Determine the number of lines containing the word "COMPARTIR", and state that figure alone.
[START Dataset]
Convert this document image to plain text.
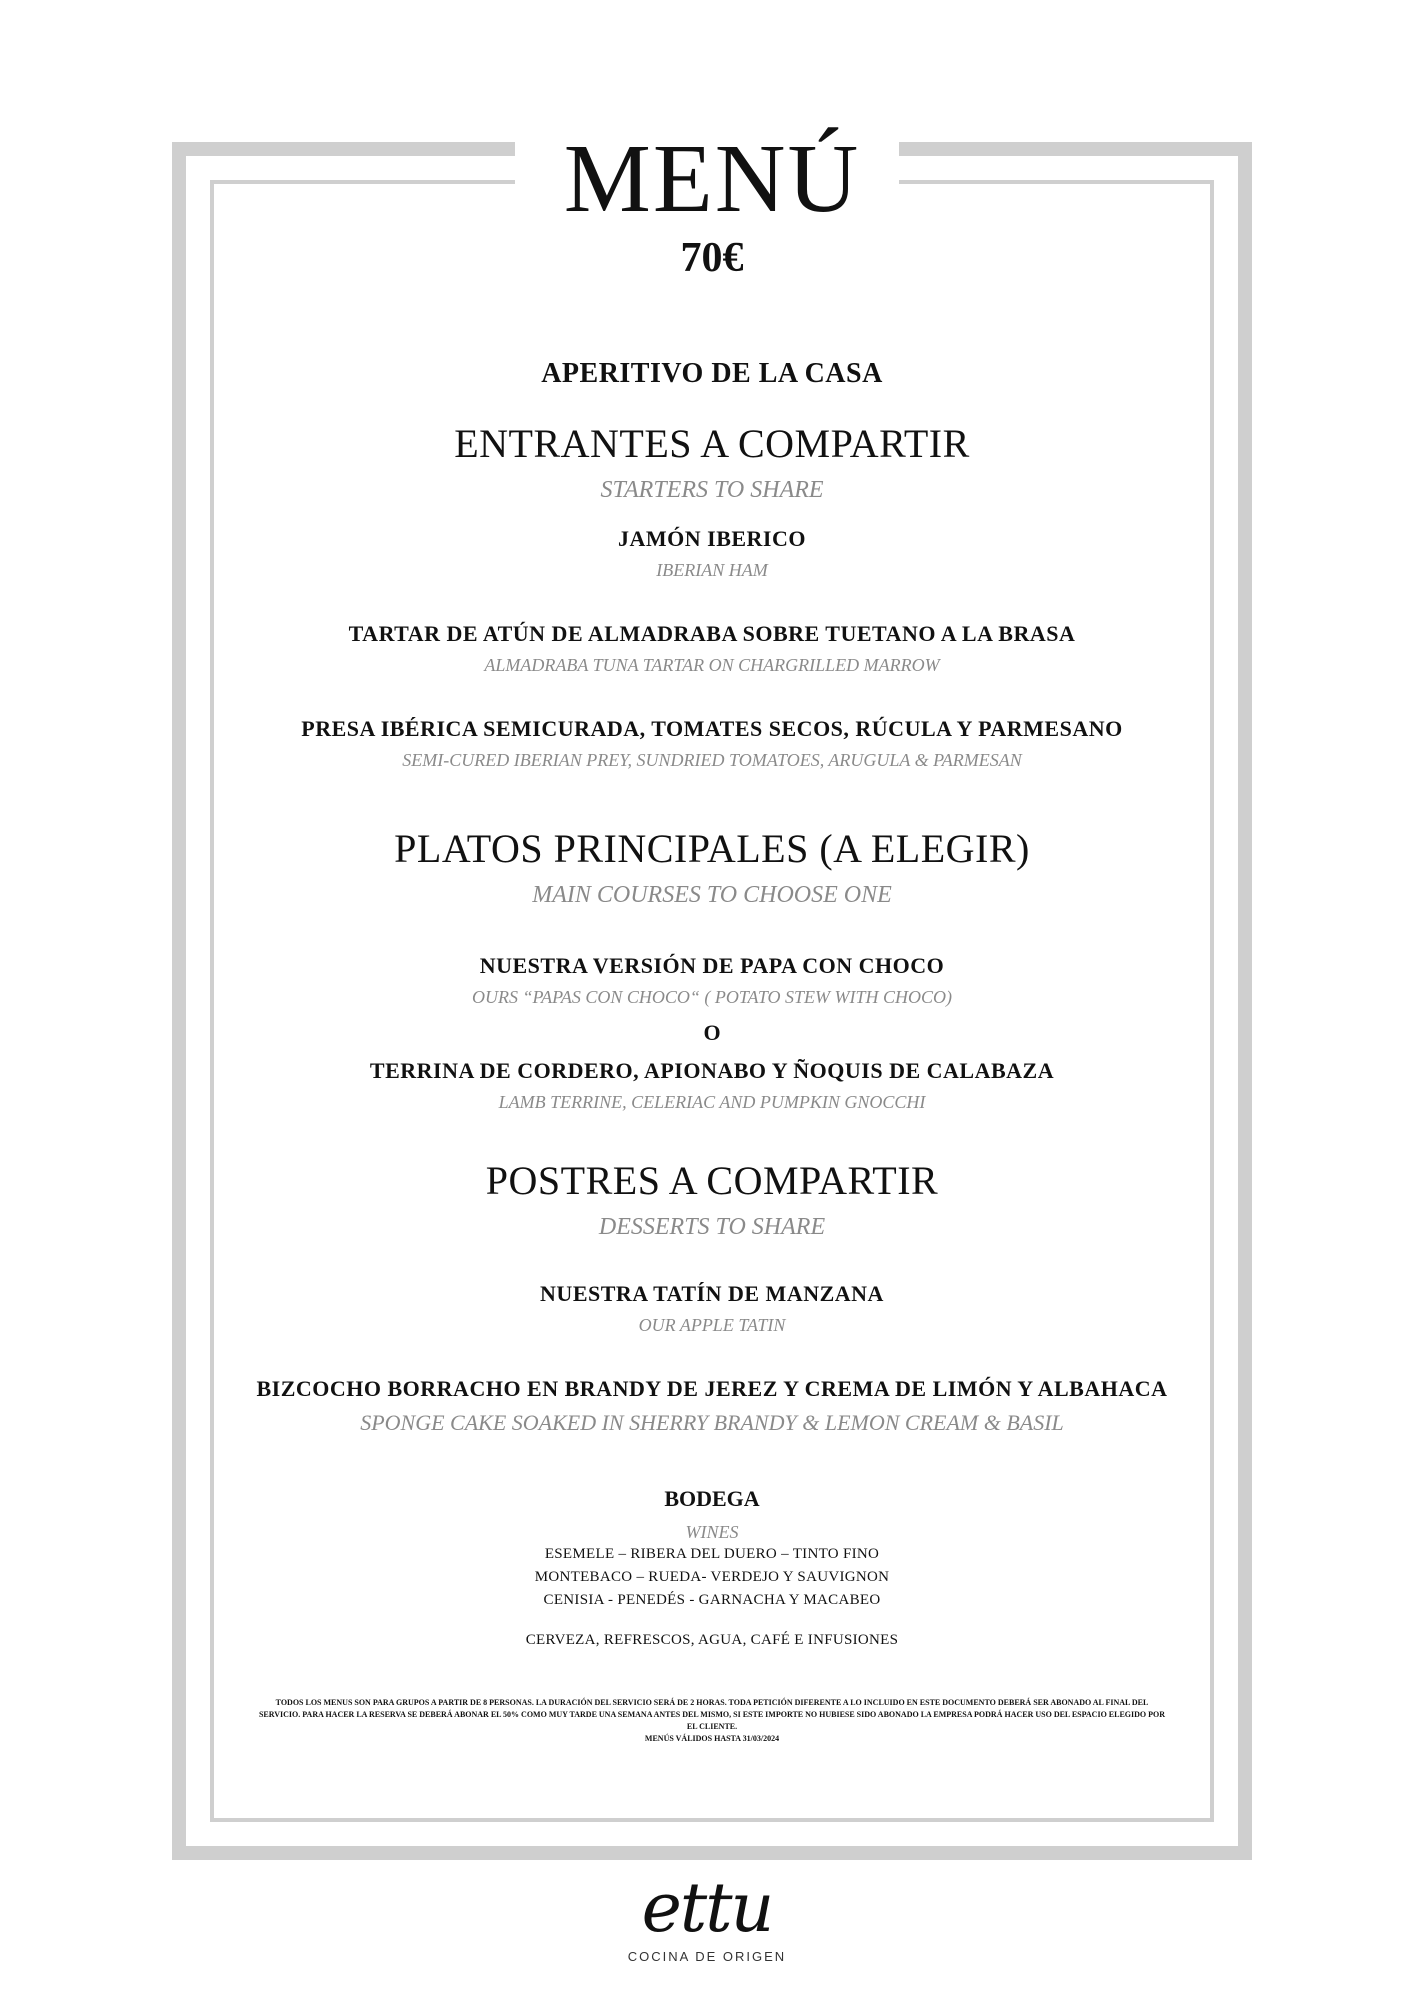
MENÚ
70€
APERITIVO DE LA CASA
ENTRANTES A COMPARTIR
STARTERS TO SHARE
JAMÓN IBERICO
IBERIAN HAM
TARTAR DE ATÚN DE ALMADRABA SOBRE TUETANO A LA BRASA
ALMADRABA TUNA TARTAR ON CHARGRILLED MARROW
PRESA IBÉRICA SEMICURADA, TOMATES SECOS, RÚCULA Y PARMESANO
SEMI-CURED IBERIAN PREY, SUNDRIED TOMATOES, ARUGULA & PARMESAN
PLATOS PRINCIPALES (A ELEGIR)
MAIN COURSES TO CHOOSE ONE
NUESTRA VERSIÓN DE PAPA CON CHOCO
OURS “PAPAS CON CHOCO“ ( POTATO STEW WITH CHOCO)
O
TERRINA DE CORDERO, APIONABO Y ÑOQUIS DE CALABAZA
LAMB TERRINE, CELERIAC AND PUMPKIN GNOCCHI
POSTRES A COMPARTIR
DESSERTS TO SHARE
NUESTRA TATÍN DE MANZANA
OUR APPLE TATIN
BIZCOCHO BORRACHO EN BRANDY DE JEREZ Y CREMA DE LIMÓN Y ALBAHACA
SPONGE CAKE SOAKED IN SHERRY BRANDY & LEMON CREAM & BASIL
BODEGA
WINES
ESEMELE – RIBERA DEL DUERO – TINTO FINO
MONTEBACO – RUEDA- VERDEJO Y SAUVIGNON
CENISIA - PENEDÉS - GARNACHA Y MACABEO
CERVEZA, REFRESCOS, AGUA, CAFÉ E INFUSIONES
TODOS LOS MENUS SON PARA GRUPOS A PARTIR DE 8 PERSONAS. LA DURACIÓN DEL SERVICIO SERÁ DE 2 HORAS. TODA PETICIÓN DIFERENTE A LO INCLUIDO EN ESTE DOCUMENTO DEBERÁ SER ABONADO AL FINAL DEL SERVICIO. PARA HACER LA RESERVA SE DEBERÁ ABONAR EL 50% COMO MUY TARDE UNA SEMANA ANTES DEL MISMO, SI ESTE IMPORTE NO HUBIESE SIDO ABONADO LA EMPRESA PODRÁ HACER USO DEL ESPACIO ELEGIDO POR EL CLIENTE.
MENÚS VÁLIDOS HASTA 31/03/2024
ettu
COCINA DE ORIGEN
[END Dataset]
- Final result: 2